Given task:
Find "What does this" in the data below; transcribe the line it appears on and each line after it, exactly, to the end, and nothing else.

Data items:
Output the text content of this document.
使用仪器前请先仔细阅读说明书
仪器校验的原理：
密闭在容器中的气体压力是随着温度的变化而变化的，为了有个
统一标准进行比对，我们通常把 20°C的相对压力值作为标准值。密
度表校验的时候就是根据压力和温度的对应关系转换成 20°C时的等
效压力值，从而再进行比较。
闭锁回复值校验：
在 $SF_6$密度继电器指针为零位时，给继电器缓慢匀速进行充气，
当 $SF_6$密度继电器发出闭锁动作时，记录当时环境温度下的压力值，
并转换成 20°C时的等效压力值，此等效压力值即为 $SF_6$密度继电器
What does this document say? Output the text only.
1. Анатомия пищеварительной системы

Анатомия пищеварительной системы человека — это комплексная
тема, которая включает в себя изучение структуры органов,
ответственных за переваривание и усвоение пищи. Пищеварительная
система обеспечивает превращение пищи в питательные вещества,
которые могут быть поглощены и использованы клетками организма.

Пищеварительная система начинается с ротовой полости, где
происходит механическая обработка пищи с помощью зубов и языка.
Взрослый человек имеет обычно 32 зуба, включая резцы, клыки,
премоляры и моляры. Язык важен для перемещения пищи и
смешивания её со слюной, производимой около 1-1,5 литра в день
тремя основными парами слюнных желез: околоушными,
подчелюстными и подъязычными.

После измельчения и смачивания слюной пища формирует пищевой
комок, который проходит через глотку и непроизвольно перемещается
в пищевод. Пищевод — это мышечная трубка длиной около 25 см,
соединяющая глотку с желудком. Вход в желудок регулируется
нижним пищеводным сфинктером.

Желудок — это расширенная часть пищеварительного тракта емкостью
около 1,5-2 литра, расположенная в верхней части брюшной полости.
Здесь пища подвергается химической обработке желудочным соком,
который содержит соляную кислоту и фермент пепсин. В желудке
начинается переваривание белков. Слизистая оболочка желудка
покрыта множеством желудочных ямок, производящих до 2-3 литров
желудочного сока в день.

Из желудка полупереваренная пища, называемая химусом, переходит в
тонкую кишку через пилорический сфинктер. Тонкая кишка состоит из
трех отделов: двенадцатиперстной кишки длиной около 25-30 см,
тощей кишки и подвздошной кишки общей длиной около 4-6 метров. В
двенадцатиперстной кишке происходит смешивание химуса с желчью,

Task result:
What does this document say? Output the text only.
1. Анатомия пищеварительной системы

Анатомия пищеварительной системы человека — это комплексная
тема, которая включает в себя изучение структуры органов,
ответственных за переваривание и усвоение пищи. Пищеварительная
система обеспечивает превращение пищи в питательные вещества,
которые могут быть поглощены и использованы клетками организма.

Пищеварительная система начинается с ротовой полости, где
происходит механическая обработка пищи с помощью зубов и языка.
Взрослый человек имеет обычно 32 зуба, включая резцы, клыки,
премоляры и моляры. Язык важен для перемещения пищи и
смешивания её со слюной, производимой около 1-1,5 литра в день
тремя основными парами слюнных желез: околоушными,
подчелюстными и подъязычными.

После измельчения и смачивания слюной пища формирует пищевой
комок, который проходит через глотку и непроизвольно перемещается
в пищевод. Пищевод — это мышечная трубка длиной около 25 см,
соединяющая глотку с желудком. Вход в желудок регулируется
нижним пищеводным сфинктером.

Желудок — это расширенная часть пищеварительного тракта емкостью
около 1,5-2 литра, расположенная в верхней части брюшной полости.
Здесь пища подвергается химической обработке желудочным соком,
который содержит соляную кислоту и фермент пепсин. В желудке
начинается переваривание белков. Слизистая оболочка желудка
покрыта множеством желудочных ямок, производящих до 2-3 литров
желудочного сока в день.

Из желудка полупереваренная пища, называемая химусом, переходит в
тонкую кишку через пилорический сфинктер. Тонкая кишка состоит из
трех отделов: двенадцатиперстной кишки длиной около 25-30 см,
тощей кишки и подвздошной кишки общей длиной около 4-6 метров. В
двенадцатиперстной кишке происходит смешивание химуса с желчью,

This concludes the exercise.